(Dataset excerpt)
begin

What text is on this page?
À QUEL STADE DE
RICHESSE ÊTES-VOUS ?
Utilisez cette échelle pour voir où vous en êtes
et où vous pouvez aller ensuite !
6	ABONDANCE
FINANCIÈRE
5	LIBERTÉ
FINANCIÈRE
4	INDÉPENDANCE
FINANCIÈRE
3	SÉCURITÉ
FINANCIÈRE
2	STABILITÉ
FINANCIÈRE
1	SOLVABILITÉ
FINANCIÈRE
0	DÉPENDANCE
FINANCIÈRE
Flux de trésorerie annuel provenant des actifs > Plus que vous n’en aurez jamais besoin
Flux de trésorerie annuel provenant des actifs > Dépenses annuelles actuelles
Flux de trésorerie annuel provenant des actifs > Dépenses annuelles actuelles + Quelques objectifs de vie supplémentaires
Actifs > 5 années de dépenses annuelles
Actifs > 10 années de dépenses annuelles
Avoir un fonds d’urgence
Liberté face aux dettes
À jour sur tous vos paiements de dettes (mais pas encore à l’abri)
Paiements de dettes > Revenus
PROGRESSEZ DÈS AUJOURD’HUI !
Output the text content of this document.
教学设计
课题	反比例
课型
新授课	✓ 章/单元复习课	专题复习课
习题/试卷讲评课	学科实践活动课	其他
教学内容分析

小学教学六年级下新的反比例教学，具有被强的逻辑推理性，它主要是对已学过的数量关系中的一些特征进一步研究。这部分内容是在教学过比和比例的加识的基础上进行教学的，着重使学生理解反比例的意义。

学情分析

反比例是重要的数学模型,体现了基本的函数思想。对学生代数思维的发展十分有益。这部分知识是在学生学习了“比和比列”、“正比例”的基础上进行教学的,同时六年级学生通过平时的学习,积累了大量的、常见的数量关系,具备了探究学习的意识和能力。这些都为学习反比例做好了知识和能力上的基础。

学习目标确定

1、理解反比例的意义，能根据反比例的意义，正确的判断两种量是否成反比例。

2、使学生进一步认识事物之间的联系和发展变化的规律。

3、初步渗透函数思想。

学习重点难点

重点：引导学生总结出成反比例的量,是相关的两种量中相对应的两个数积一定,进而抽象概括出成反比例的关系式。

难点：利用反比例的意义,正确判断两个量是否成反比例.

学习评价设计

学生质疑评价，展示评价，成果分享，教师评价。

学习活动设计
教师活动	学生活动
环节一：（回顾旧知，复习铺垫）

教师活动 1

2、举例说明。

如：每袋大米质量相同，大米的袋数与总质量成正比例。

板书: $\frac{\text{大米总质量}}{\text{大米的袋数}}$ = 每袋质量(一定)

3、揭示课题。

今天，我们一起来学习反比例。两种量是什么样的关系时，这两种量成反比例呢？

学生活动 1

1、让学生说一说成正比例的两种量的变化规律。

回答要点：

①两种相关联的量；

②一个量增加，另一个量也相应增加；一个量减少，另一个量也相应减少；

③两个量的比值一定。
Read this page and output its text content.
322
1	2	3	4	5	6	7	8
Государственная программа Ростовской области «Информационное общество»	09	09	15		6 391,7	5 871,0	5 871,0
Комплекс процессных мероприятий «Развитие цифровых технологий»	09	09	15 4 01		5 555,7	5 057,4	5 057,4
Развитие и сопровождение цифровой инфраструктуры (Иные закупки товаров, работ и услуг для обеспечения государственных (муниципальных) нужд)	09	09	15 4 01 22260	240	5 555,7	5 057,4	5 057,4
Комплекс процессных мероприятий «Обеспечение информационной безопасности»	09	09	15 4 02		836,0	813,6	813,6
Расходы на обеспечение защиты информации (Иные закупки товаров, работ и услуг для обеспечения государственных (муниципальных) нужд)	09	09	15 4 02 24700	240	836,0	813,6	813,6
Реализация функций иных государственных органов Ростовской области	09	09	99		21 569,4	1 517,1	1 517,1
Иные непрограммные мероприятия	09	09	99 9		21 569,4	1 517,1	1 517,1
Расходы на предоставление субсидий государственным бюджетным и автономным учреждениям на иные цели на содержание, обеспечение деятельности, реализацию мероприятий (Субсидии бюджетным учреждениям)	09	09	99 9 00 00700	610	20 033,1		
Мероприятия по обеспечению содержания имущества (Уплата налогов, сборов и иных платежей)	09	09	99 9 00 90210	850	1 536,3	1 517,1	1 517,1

end

TO DO => Transcribe the data. Leave every line exactly as it is.

COMPLETED TASK =>
What text is on this page?
À QUEL STADE DE
RICHESSE ÊTES-VOUS ?
Utilisez cette échelle pour voir où vous en êtes
et où vous pouvez aller ensuite !
6	ABONDANCE
FINANCIÈRE
5	LIBERTÉ
FINANCIÈRE
4	INDÉPENDANCE
FINANCIÈRE
3	SÉCURITÉ
FINANCIÈRE
2	STABILITÉ
FINANCIÈRE
1	SOLVABILITÉ
FINANCIÈRE
0	DÉPENDANCE
FINANCIÈRE
Flux de trésorerie annuel provenant des actifs > Plus que vous n’en aurez jamais besoin
Flux de trésorerie annuel provenant des actifs > Dépenses annuelles actuelles
Flux de trésorerie annuel provenant des actifs > Dépenses annuelles actuelles + Quelques objectifs de vie supplémentaires
Actifs > 5 années de dépenses annuelles
Actifs > 10 années de dépenses annuelles
Avoir un fonds d’urgence
Liberté face aux dettes
À jour sur tous vos paiements de dettes (mais pas encore à l’abri)
Paiements de dettes > Revenus
PROGRESSEZ DÈS AUJOURD’HUI !
Output the text content of this document.
教学设计
课题	反比例
课型
新授课	✓ 章/单元复习课	专题复习课
习题/试卷讲评课	学科实践活动课	其他
教学内容分析

小学教学六年级下新的反比例教学，具有被强的逻辑推理性，它主要是对已学过的数量关系中的一些特征进一步研究。这部分内容是在教学过比和比例的加识的基础上进行教学的，着重使学生理解反比例的意义。

学情分析

反比例是重要的数学模型,体现了基本的函数思想。对学生代数思维的发展十分有益。这部分知识是在学生学习了“比和比列”、“正比例”的基础上进行教学的,同时六年级学生通过平时的学习,积累了大量的、常见的数量关系,具备了探究学习的意识和能力。这些都为学习反比例做好了知识和能力上的基础。

学习目标确定

1、理解反比例的意义，能根据反比例的意义，正确的判断两种量是否成反比例。

2、使学生进一步认识事物之间的联系和发展变化的规律。

3、初步渗透函数思想。

学习重点难点

重点：引导学生总结出成反比例的量,是相关的两种量中相对应的两个数积一定,进而抽象概括出成反比例的关系式。

难点：利用反比例的意义,正确判断两个量是否成反比例.

学习评价设计

学生质疑评价，展示评价，成果分享，教师评价。

学习活动设计
教师活动	学生活动
环节一：（回顾旧知，复习铺垫）

教师活动 1

2、举例说明。

如：每袋大米质量相同，大米的袋数与总质量成正比例。

板书: $\frac{\text{大米总质量}}{\text{大米的袋数}}$ = 每袋质量(一定)

3、揭示课题。

今天，我们一起来学习反比例。两种量是什么样的关系时，这两种量成反比例呢？

学生活动 1

1、让学生说一说成正比例的两种量的变化规律。

回答要点：

①两种相关联的量；

②一个量增加，另一个量也相应增加；一个量减少，另一个量也相应减少；

③两个量的比值一定。
Read this page and output its text content.
322
1	2	3	4	5	6	7	8
Государственная программа Ростовской области «Информационное общество»	09	09	15		6 391,7	5 871,0	5 871,0
Комплекс процессных мероприятий «Развитие цифровых технологий»	09	09	15 4 01		5 555,7	5 057,4	5 057,4
Развитие и сопровождение цифровой инфраструктуры (Иные закупки товаров, работ и услуг для обеспечения государственных (муниципальных) нужд)	09	09	15 4 01 22260	240	5 555,7	5 057,4	5 057,4
Комплекс процессных мероприятий «Обеспечение информационной безопасности»	09	09	15 4 02		836,0	813,6	813,6
Расходы на обеспечение защиты информации (Иные закупки товаров, работ и услуг для обеспечения государственных (муниципальных) нужд)	09	09	15 4 02 24700	240	836,0	813,6	813,6
Реализация функций иных государственных органов Ростовской области	09	09	99		21 569,4	1 517,1	1 517,1
Иные непрограммные мероприятия	09	09	99 9		21 569,4	1 517,1	1 517,1
Расходы на предоставление субсидий государственным бюджетным и автономным учреждениям на иные цели на содержание, обеспечение деятельности, реализацию мероприятий (Субсидии бюджетным учреждениям)	09	09	99 9 00 00700	610	20 033,1		
Мероприятия по обеспечению содержания имущества (Уплата налогов, сборов и иных платежей)	09	09	99 9 00 90210	850	1 536,3	1 517,1	1 517,1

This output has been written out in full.